====== Recorded data ======

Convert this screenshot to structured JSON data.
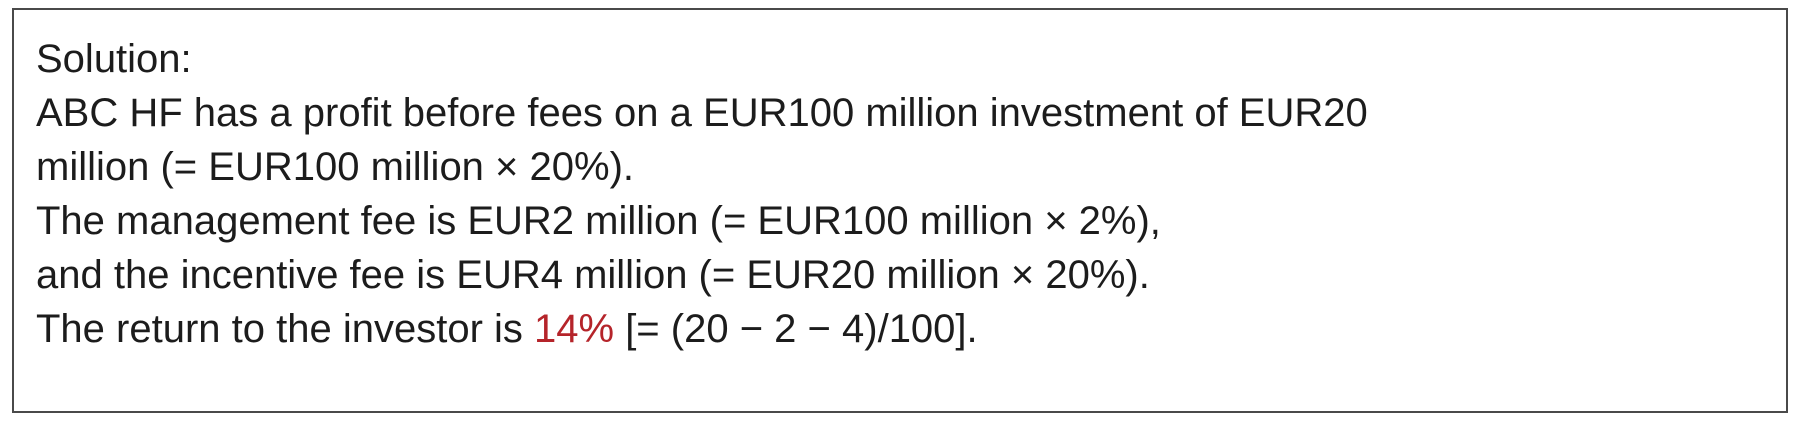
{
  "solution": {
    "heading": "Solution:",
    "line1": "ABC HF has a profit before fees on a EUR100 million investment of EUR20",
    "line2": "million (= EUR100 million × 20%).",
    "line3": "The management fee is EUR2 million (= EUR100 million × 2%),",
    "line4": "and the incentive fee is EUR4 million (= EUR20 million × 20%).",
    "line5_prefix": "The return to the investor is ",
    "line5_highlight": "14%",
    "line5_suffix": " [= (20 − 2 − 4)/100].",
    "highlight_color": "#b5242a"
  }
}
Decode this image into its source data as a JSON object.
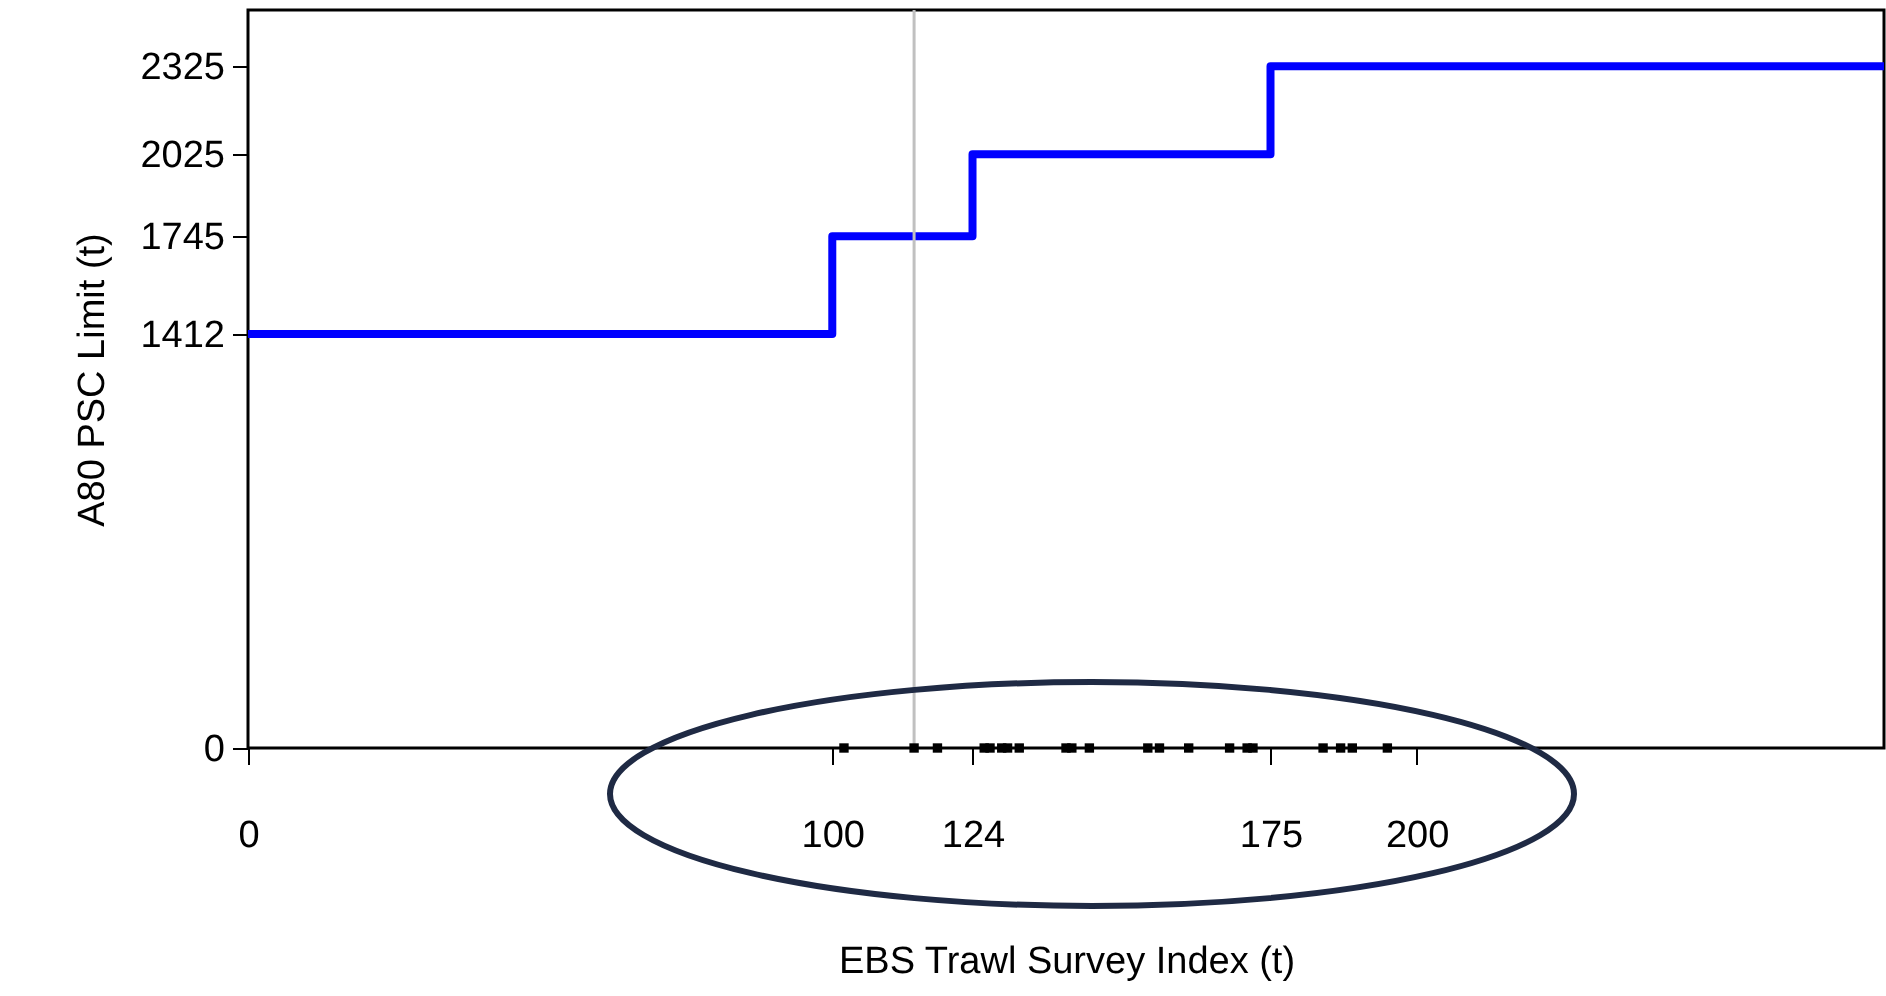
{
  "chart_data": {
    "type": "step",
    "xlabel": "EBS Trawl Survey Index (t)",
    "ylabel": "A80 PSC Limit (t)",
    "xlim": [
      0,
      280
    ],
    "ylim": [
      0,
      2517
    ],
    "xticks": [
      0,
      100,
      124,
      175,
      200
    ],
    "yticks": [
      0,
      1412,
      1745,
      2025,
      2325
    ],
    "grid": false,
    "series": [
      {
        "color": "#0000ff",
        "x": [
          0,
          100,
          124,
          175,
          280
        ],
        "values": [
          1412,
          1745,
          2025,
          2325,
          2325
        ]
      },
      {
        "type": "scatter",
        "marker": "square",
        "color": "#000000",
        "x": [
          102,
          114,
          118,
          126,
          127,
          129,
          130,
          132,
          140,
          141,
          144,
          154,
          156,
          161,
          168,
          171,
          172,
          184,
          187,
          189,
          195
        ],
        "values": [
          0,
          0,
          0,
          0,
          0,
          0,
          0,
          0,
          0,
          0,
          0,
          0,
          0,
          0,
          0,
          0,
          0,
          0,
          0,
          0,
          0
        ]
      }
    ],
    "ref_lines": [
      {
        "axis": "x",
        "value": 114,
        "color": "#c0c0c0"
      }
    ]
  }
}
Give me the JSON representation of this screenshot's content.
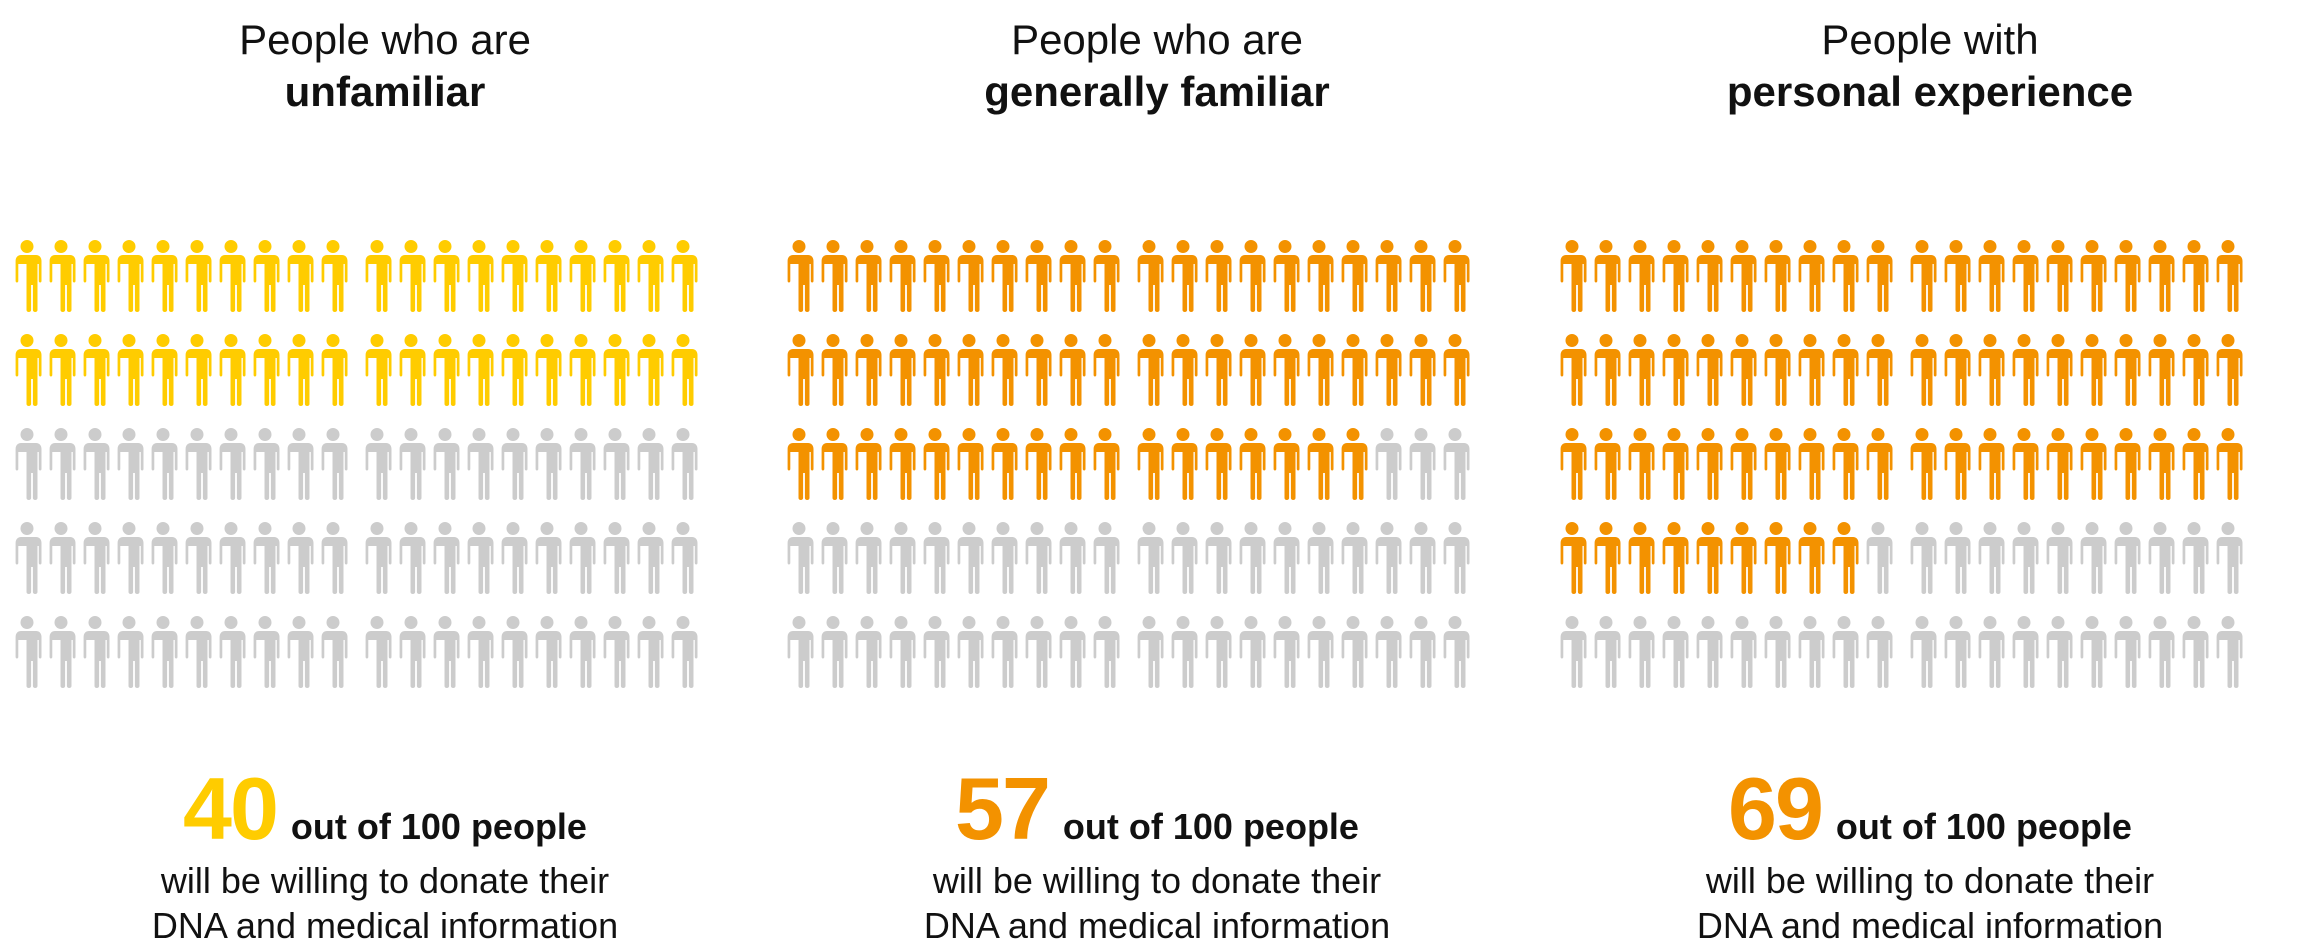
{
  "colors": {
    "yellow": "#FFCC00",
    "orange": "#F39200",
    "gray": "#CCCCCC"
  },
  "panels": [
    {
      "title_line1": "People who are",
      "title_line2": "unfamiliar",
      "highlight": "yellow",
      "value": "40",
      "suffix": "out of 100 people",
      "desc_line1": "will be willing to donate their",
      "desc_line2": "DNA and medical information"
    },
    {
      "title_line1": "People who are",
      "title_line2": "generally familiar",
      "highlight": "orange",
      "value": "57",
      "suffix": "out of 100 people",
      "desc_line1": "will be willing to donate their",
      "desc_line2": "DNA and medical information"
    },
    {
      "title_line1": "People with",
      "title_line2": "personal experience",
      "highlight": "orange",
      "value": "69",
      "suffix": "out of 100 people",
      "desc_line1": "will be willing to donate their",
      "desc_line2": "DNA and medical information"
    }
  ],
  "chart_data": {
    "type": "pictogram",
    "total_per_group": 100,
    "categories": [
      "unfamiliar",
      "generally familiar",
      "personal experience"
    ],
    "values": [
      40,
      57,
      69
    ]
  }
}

======

▶ [Objective]:
Leave out the pictures and retype every line above exactly.

▶ [Written response]:
Convert this screenshot to structured JSON data.
{
  "solution": {
    "heading": "Solution:",
    "line1": "ABC HF has a profit before fees on a EUR100 million investment of EUR20",
    "line2": "million (= EUR100 million × 20%).",
    "line3": "The management fee is EUR2 million (= EUR100 million × 2%),",
    "line4": "and the incentive fee is EUR4 million (= EUR20 million × 20%).",
    "line5_prefix": "The return to the investor is ",
    "line5_highlight": "14%",
    "line5_suffix": " [= (20 − 2 − 4)/100].",
    "highlight_color": "#b5242a"
  }
}
Decode this image into its source data as a JSON object.
{
  "chart_data": {
    "type": "step",
    "xlabel": "EBS Trawl Survey Index (t)",
    "ylabel": "A80 PSC Limit (t)",
    "xlim": [
      0,
      280
    ],
    "ylim": [
      0,
      2517
    ],
    "xticks": [
      0,
      100,
      124,
      175,
      200
    ],
    "yticks": [
      0,
      1412,
      1745,
      2025,
      2325
    ],
    "grid": false,
    "series": [
      {
        "color": "#0000ff",
        "x": [
          0,
          100,
          124,
          175,
          280
        ],
        "values": [
          1412,
          1745,
          2025,
          2325,
          2325
        ]
      },
      {
        "type": "scatter",
        "marker": "square",
        "color": "#000000",
        "x": [
          102,
          114,
          118,
          126,
          127,
          129,
          130,
          132,
          140,
          141,
          144,
          154,
          156,
          161,
          168,
          171,
          172,
          184,
          187,
          189,
          195
        ],
        "values": [
          0,
          0,
          0,
          0,
          0,
          0,
          0,
          0,
          0,
          0,
          0,
          0,
          0,
          0,
          0,
          0,
          0,
          0,
          0,
          0,
          0
        ]
      }
    ],
    "ref_lines": [
      {
        "axis": "x",
        "value": 114,
        "color": "#c0c0c0"
      }
    ]
  }
}
Give me the JSON representation of this screenshot's content.
{
  "colors": {
    "yellow": "#FFCC00",
    "orange": "#F39200",
    "gray": "#CCCCCC"
  },
  "panels": [
    {
      "title_line1": "People who are",
      "title_line2": "unfamiliar",
      "highlight": "yellow",
      "value": "40",
      "suffix": "out of 100 people",
      "desc_line1": "will be willing to donate their",
      "desc_line2": "DNA and medical information"
    },
    {
      "title_line1": "People who are",
      "title_line2": "generally familiar",
      "highlight": "orange",
      "value": "57",
      "suffix": "out of 100 people",
      "desc_line1": "will be willing to donate their",
      "desc_line2": "DNA and medical information"
    },
    {
      "title_line1": "People with",
      "title_line2": "personal experience",
      "highlight": "orange",
      "value": "69",
      "suffix": "out of 100 people",
      "desc_line1": "will be willing to donate their",
      "desc_line2": "DNA and medical information"
    }
  ],
  "chart_data": {
    "type": "pictogram",
    "total_per_group": 100,
    "categories": [
      "unfamiliar",
      "generally familiar",
      "personal experience"
    ],
    "values": [
      40,
      57,
      69
    ]
  }
}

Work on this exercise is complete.